[Dataset records]
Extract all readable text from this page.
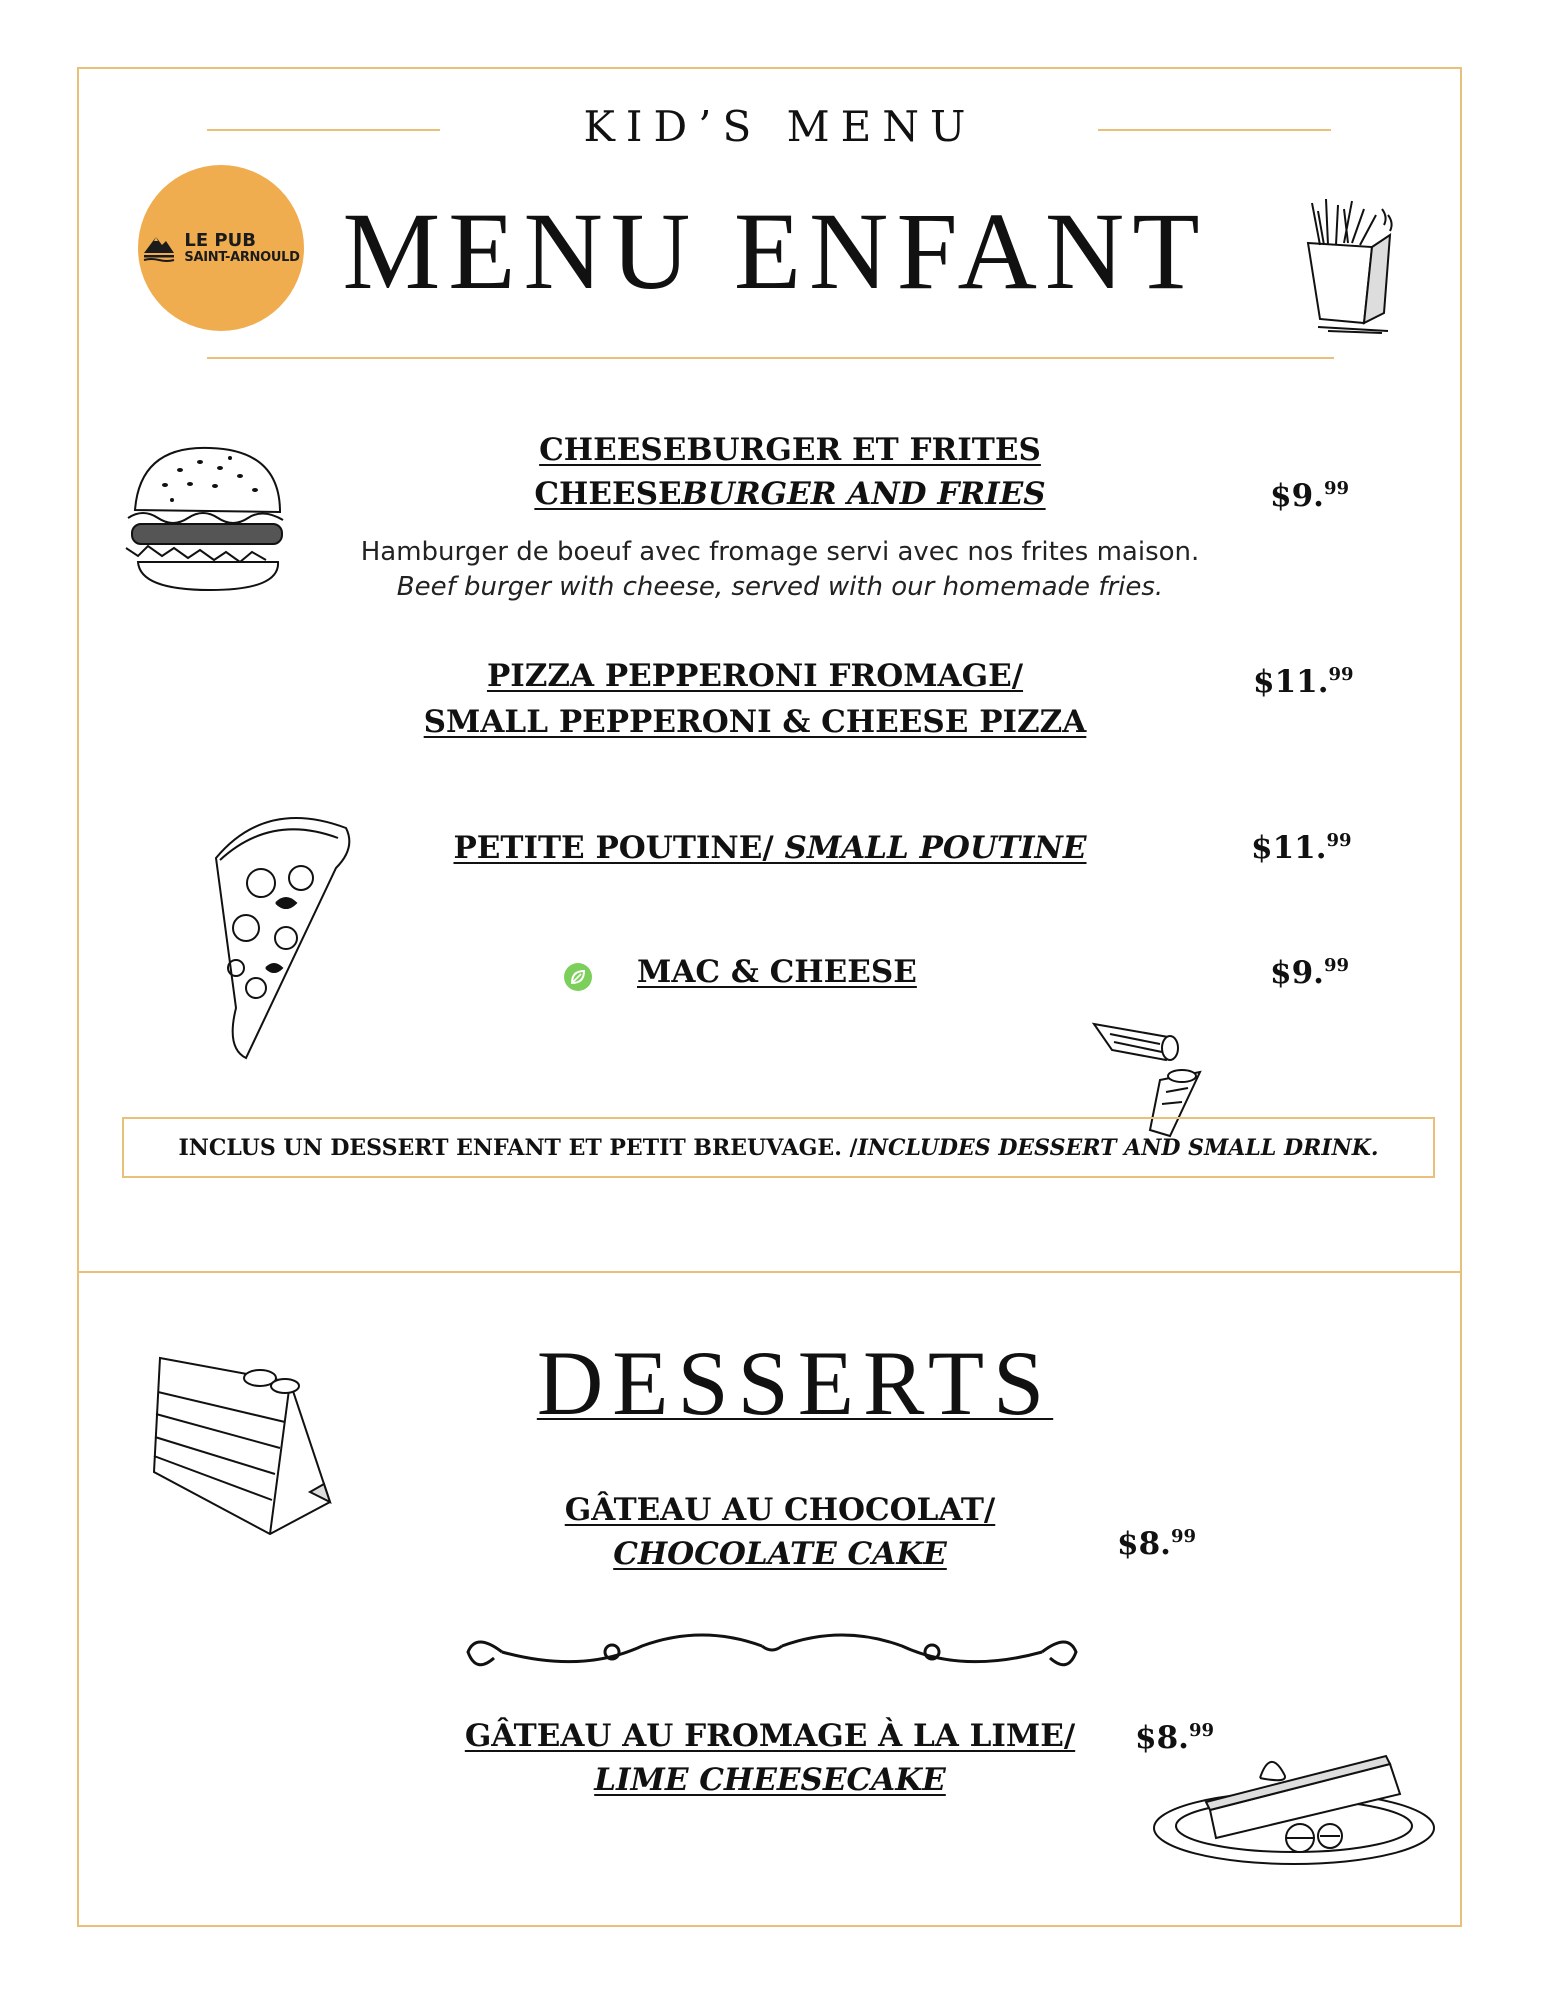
KID’S MENU
MENU ENFANT
LE PUB
SAINT-ARNOULD
CHEESEBURGER ET FRITES
CHEESEBURGER AND FRIES	$9.99
Hamburger de boeuf avec fromage servi avec nos frites maison.
Beef burger with cheese, served with our homemade fries.
PIZZA PEPPERONI FROMAGE/
SMALL PEPPERONI & CHEESE PIZZA
$11.99
PETITE POUTINE/ SMALL POUTINE	$11.99
MAC & CHEESE	$9.99
INCLUS UN DESSERT ENFANT ET PETIT BREUVAGE. / INCLUDES DESSERT AND SMALL DRINK.
DESSERTS
GÂTEAU AU CHOCOLAT/
CHOCOLATE CAKE	$8.99
GÂTEAU AU FROMAGE À LA LIME/
LIME CHEESECAKE
$8.99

INSTRUCTION: Copy every record above exactly, leaving out any pictures.

EXPECTED ANSWER:
Extract all readable text from this page.
KID’S MENU
MENU ENFANT
LE PUB
SAINT-ARNOULD
CHEESEBURGER ET FRITES
CHEESEBURGER AND FRIES	$9.99
Hamburger de boeuf avec fromage servi avec nos frites maison.
Beef burger with cheese, served with our homemade fries.
PIZZA PEPPERONI FROMAGE/
SMALL PEPPERONI & CHEESE PIZZA
$11.99
PETITE POUTINE/ SMALL POUTINE	$11.99
MAC & CHEESE	$9.99
INCLUS UN DESSERT ENFANT ET PETIT BREUVAGE. / INCLUDES DESSERT AND SMALL DRINK.
DESSERTS
GÂTEAU AU CHOCOLAT/
CHOCOLATE CAKE	$8.99
GÂTEAU AU FROMAGE À LA LIME/
LIME CHEESECAKE
$8.99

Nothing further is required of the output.